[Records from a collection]
================================

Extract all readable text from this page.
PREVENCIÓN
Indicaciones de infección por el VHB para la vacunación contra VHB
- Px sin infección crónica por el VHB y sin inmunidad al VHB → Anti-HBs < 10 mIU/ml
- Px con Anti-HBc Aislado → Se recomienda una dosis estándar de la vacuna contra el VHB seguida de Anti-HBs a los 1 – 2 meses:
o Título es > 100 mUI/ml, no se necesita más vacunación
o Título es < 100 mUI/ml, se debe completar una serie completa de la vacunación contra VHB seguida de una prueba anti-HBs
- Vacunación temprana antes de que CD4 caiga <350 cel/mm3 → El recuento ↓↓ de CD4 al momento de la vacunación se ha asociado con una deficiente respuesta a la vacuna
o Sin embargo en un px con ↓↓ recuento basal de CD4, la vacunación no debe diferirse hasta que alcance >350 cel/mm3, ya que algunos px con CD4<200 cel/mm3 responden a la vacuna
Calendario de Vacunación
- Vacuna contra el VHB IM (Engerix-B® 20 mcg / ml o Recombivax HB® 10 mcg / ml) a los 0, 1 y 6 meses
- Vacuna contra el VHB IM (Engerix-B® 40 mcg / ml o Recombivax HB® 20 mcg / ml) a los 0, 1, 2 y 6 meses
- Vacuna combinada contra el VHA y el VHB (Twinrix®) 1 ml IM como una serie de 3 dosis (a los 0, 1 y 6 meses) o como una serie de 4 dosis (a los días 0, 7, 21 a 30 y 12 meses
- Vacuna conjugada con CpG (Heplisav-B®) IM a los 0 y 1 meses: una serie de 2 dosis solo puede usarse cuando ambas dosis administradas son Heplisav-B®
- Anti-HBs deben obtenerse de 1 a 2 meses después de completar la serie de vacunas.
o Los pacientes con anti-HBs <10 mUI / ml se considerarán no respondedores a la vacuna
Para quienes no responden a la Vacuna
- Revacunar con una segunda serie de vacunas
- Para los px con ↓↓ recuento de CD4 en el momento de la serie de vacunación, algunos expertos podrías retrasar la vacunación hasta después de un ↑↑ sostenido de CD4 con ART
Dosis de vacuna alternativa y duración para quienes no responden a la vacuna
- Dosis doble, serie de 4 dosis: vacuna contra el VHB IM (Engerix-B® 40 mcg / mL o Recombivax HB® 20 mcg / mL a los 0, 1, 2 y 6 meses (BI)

================================

To do:
Copy all the records above exactly, missing none.

Final answer:
Extract all readable text from this page.
PREVENCIÓN
Indicaciones de infección por el VHB para la vacunación contra VHB
- Px sin infección crónica por el VHB y sin inmunidad al VHB → Anti-HBs < 10 mIU/ml
- Px con Anti-HBc Aislado → Se recomienda una dosis estándar de la vacuna contra el VHB seguida de Anti-HBs a los 1 – 2 meses:
o Título es > 100 mUI/ml, no se necesita más vacunación
o Título es < 100 mUI/ml, se debe completar una serie completa de la vacunación contra VHB seguida de una prueba anti-HBs
- Vacunación temprana antes de que CD4 caiga <350 cel/mm3 → El recuento ↓↓ de CD4 al momento de la vacunación se ha asociado con una deficiente respuesta a la vacuna
o Sin embargo en un px con ↓↓ recuento basal de CD4, la vacunación no debe diferirse hasta que alcance >350 cel/mm3, ya que algunos px con CD4<200 cel/mm3 responden a la vacuna
Calendario de Vacunación
- Vacuna contra el VHB IM (Engerix-B® 20 mcg / ml o Recombivax HB® 10 mcg / ml) a los 0, 1 y 6 meses
- Vacuna contra el VHB IM (Engerix-B® 40 mcg / ml o Recombivax HB® 20 mcg / ml) a los 0, 1, 2 y 6 meses
- Vacuna combinada contra el VHA y el VHB (Twinrix®) 1 ml IM como una serie de 3 dosis (a los 0, 1 y 6 meses) o como una serie de 4 dosis (a los días 0, 7, 21 a 30 y 12 meses
- Vacuna conjugada con CpG (Heplisav-B®) IM a los 0 y 1 meses: una serie de 2 dosis solo puede usarse cuando ambas dosis administradas son Heplisav-B®
- Anti-HBs deben obtenerse de 1 a 2 meses después de completar la serie de vacunas.
o Los pacientes con anti-HBs <10 mUI / ml se considerarán no respondedores a la vacuna
Para quienes no responden a la Vacuna
- Revacunar con una segunda serie de vacunas
- Para los px con ↓↓ recuento de CD4 en el momento de la serie de vacunación, algunos expertos podrías retrasar la vacunación hasta después de un ↑↑ sostenido de CD4 con ART
Dosis de vacuna alternativa y duración para quienes no responden a la vacuna
- Dosis doble, serie de 4 dosis: vacuna contra el VHB IM (Engerix-B® 40 mcg / mL o Recombivax HB® 20 mcg / mL a los 0, 1, 2 y 6 meses (BI)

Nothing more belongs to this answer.